Records about charts and figures
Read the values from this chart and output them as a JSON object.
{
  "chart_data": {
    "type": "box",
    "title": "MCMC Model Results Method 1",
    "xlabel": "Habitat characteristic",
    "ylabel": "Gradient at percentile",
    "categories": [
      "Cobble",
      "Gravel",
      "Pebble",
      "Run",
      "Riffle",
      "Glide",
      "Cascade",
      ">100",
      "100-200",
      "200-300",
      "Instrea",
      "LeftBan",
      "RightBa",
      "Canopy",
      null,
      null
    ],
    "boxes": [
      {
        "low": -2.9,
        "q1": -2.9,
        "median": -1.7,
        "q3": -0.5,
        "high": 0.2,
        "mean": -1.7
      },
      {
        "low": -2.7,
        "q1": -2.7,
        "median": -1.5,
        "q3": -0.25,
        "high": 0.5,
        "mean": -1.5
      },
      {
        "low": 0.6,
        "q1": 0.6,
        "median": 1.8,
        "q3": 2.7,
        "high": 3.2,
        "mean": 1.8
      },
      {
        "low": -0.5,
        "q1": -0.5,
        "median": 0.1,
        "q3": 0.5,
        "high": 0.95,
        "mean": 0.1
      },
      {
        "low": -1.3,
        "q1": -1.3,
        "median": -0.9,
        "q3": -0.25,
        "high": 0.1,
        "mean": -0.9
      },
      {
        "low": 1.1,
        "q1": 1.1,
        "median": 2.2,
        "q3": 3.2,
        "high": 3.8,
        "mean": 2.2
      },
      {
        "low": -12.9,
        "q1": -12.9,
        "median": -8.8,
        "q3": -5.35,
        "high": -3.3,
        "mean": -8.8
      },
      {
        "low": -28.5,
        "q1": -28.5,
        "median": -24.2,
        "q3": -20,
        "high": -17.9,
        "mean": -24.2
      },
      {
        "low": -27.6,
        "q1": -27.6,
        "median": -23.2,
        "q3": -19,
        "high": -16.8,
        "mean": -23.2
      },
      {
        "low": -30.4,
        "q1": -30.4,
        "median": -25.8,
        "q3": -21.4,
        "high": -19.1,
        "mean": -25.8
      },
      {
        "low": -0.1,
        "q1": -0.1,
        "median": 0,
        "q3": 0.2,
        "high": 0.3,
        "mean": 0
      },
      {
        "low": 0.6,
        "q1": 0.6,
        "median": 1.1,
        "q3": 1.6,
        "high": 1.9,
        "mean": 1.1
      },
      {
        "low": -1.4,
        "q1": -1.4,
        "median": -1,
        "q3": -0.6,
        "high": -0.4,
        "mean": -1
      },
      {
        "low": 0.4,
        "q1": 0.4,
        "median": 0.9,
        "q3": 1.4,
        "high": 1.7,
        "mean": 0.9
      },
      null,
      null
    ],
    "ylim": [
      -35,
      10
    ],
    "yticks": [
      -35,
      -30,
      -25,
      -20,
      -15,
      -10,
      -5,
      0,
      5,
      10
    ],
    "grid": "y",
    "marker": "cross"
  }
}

__What to do__:
Without omitting anything, output the entries exactly.

__Answer below__:
Read the values from this chart and output them as a JSON object.
{
  "chart_data": {
    "type": "box",
    "title": "MCMC Model Results Method 1",
    "xlabel": "Habitat characteristic",
    "ylabel": "Gradient at percentile",
    "categories": [
      "Cobble",
      "Gravel",
      "Pebble",
      "Run",
      "Riffle",
      "Glide",
      "Cascade",
      ">100",
      "100-200",
      "200-300",
      "Instrea",
      "LeftBan",
      "RightBa",
      "Canopy",
      null,
      null
    ],
    "boxes": [
      {
        "low": -2.9,
        "q1": -2.9,
        "median": -1.7,
        "q3": -0.5,
        "high": 0.2,
        "mean": -1.7
      },
      {
        "low": -2.7,
        "q1": -2.7,
        "median": -1.5,
        "q3": -0.25,
        "high": 0.5,
        "mean": -1.5
      },
      {
        "low": 0.6,
        "q1": 0.6,
        "median": 1.8,
        "q3": 2.7,
        "high": 3.2,
        "mean": 1.8
      },
      {
        "low": -0.5,
        "q1": -0.5,
        "median": 0.1,
        "q3": 0.5,
        "high": 0.95,
        "mean": 0.1
      },
      {
        "low": -1.3,
        "q1": -1.3,
        "median": -0.9,
        "q3": -0.25,
        "high": 0.1,
        "mean": -0.9
      },
      {
        "low": 1.1,
        "q1": 1.1,
        "median": 2.2,
        "q3": 3.2,
        "high": 3.8,
        "mean": 2.2
      },
      {
        "low": -12.9,
        "q1": -12.9,
        "median": -8.8,
        "q3": -5.35,
        "high": -3.3,
        "mean": -8.8
      },
      {
        "low": -28.5,
        "q1": -28.5,
        "median": -24.2,
        "q3": -20,
        "high": -17.9,
        "mean": -24.2
      },
      {
        "low": -27.6,
        "q1": -27.6,
        "median": -23.2,
        "q3": -19,
        "high": -16.8,
        "mean": -23.2
      },
      {
        "low": -30.4,
        "q1": -30.4,
        "median": -25.8,
        "q3": -21.4,
        "high": -19.1,
        "mean": -25.8
      },
      {
        "low": -0.1,
        "q1": -0.1,
        "median": 0,
        "q3": 0.2,
        "high": 0.3,
        "mean": 0
      },
      {
        "low": 0.6,
        "q1": 0.6,
        "median": 1.1,
        "q3": 1.6,
        "high": 1.9,
        "mean": 1.1
      },
      {
        "low": -1.4,
        "q1": -1.4,
        "median": -1,
        "q3": -0.6,
        "high": -0.4,
        "mean": -1
      },
      {
        "low": 0.4,
        "q1": 0.4,
        "median": 0.9,
        "q3": 1.4,
        "high": 1.7,
        "mean": 0.9
      },
      null,
      null
    ],
    "ylim": [
      -35,
      10
    ],
    "yticks": [
      -35,
      -30,
      -25,
      -20,
      -15,
      -10,
      -5,
      0,
      5,
      10
    ],
    "grid": "y",
    "marker": "cross"
  }
}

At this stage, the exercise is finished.